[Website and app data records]

══════

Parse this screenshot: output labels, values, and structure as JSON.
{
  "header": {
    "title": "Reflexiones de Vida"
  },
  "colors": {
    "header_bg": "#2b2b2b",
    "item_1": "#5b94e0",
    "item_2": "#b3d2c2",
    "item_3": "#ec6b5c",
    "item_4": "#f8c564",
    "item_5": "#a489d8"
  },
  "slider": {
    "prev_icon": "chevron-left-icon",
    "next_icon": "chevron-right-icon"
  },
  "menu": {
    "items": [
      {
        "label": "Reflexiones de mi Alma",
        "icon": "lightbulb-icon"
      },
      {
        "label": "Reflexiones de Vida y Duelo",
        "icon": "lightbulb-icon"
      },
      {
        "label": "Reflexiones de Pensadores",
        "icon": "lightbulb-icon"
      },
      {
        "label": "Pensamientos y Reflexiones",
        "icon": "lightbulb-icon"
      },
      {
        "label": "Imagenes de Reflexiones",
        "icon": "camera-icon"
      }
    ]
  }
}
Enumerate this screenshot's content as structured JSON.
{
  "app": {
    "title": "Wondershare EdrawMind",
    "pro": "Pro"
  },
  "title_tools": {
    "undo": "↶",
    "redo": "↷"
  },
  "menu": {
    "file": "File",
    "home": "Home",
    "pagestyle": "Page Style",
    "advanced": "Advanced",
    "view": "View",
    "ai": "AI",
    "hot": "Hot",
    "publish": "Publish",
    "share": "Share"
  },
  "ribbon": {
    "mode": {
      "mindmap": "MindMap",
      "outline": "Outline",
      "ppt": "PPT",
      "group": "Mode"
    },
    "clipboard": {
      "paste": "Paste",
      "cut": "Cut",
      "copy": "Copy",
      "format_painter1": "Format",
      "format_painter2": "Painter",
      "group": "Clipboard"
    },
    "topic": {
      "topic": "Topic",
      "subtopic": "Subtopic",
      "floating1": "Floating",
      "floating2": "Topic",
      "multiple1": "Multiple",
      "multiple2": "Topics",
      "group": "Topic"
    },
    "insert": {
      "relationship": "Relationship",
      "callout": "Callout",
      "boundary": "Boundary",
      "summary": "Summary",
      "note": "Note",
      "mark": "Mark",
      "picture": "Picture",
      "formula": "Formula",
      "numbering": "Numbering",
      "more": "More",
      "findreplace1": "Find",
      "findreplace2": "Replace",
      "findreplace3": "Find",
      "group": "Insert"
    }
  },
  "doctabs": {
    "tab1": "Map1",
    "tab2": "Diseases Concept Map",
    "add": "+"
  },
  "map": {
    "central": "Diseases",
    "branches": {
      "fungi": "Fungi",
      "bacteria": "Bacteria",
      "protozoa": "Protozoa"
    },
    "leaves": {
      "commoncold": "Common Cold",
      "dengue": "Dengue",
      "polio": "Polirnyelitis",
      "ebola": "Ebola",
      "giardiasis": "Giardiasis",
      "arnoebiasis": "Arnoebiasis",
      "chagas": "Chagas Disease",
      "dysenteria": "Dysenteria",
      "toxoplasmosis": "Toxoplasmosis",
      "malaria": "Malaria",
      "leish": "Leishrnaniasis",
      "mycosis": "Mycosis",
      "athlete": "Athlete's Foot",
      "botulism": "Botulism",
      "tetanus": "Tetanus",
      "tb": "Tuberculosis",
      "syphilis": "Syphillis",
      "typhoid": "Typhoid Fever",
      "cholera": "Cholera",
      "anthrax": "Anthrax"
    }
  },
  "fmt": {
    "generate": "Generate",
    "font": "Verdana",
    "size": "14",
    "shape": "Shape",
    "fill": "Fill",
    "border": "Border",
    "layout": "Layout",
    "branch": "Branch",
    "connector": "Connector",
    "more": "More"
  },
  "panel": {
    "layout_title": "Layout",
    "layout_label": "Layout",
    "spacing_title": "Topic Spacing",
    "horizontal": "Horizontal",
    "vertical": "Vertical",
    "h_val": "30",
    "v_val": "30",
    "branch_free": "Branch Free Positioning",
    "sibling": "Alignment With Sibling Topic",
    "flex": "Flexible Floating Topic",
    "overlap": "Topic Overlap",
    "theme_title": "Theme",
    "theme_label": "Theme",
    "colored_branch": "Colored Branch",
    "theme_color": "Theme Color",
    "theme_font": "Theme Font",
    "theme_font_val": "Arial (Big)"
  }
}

══════

EXERCISE AIM
Without any alteration, repeat each entry shown above.

REPLY TO THE EXERCISE
Parse this screenshot: output labels, values, and structure as JSON.
{
  "header": {
    "title": "Reflexiones de Vida"
  },
  "colors": {
    "header_bg": "#2b2b2b",
    "item_1": "#5b94e0",
    "item_2": "#b3d2c2",
    "item_3": "#ec6b5c",
    "item_4": "#f8c564",
    "item_5": "#a489d8"
  },
  "slider": {
    "prev_icon": "chevron-left-icon",
    "next_icon": "chevron-right-icon"
  },
  "menu": {
    "items": [
      {
        "label": "Reflexiones de mi Alma",
        "icon": "lightbulb-icon"
      },
      {
        "label": "Reflexiones de Vida y Duelo",
        "icon": "lightbulb-icon"
      },
      {
        "label": "Reflexiones de Pensadores",
        "icon": "lightbulb-icon"
      },
      {
        "label": "Pensamientos y Reflexiones",
        "icon": "lightbulb-icon"
      },
      {
        "label": "Imagenes de Reflexiones",
        "icon": "camera-icon"
      }
    ]
  }
}
Enumerate this screenshot's content as structured JSON.
{
  "app": {
    "title": "Wondershare EdrawMind",
    "pro": "Pro"
  },
  "title_tools": {
    "undo": "↶",
    "redo": "↷"
  },
  "menu": {
    "file": "File",
    "home": "Home",
    "pagestyle": "Page Style",
    "advanced": "Advanced",
    "view": "View",
    "ai": "AI",
    "hot": "Hot",
    "publish": "Publish",
    "share": "Share"
  },
  "ribbon": {
    "mode": {
      "mindmap": "MindMap",
      "outline": "Outline",
      "ppt": "PPT",
      "group": "Mode"
    },
    "clipboard": {
      "paste": "Paste",
      "cut": "Cut",
      "copy": "Copy",
      "format_painter1": "Format",
      "format_painter2": "Painter",
      "group": "Clipboard"
    },
    "topic": {
      "topic": "Topic",
      "subtopic": "Subtopic",
      "floating1": "Floating",
      "floating2": "Topic",
      "multiple1": "Multiple",
      "multiple2": "Topics",
      "group": "Topic"
    },
    "insert": {
      "relationship": "Relationship",
      "callout": "Callout",
      "boundary": "Boundary",
      "summary": "Summary",
      "note": "Note",
      "mark": "Mark",
      "picture": "Picture",
      "formula": "Formula",
      "numbering": "Numbering",
      "more": "More",
      "findreplace1": "Find",
      "findreplace2": "Replace",
      "findreplace3": "Find",
      "group": "Insert"
    }
  },
  "doctabs": {
    "tab1": "Map1",
    "tab2": "Diseases Concept Map",
    "add": "+"
  },
  "map": {
    "central": "Diseases",
    "branches": {
      "fungi": "Fungi",
      "bacteria": "Bacteria",
      "protozoa": "Protozoa"
    },
    "leaves": {
      "commoncold": "Common Cold",
      "dengue": "Dengue",
      "polio": "Polirnyelitis",
      "ebola": "Ebola",
      "giardiasis": "Giardiasis",
      "arnoebiasis": "Arnoebiasis",
      "chagas": "Chagas Disease",
      "dysenteria": "Dysenteria",
      "toxoplasmosis": "Toxoplasmosis",
      "malaria": "Malaria",
      "leish": "Leishrnaniasis",
      "mycosis": "Mycosis",
      "athlete": "Athlete's Foot",
      "botulism": "Botulism",
      "tetanus": "Tetanus",
      "tb": "Tuberculosis",
      "syphilis": "Syphillis",
      "typhoid": "Typhoid Fever",
      "cholera": "Cholera",
      "anthrax": "Anthrax"
    }
  },
  "fmt": {
    "generate": "Generate",
    "font": "Verdana",
    "size": "14",
    "shape": "Shape",
    "fill": "Fill",
    "border": "Border",
    "layout": "Layout",
    "branch": "Branch",
    "connector": "Connector",
    "more": "More"
  },
  "panel": {
    "layout_title": "Layout",
    "layout_label": "Layout",
    "spacing_title": "Topic Spacing",
    "horizontal": "Horizontal",
    "vertical": "Vertical",
    "h_val": "30",
    "v_val": "30",
    "branch_free": "Branch Free Positioning",
    "sibling": "Alignment With Sibling Topic",
    "flex": "Flexible Floating Topic",
    "overlap": "Topic Overlap",
    "theme_title": "Theme",
    "theme_label": "Theme",
    "colored_branch": "Colored Branch",
    "theme_color": "Theme Color",
    "theme_font": "Theme Font",
    "theme_font_val": "Arial (Big)"
  }
}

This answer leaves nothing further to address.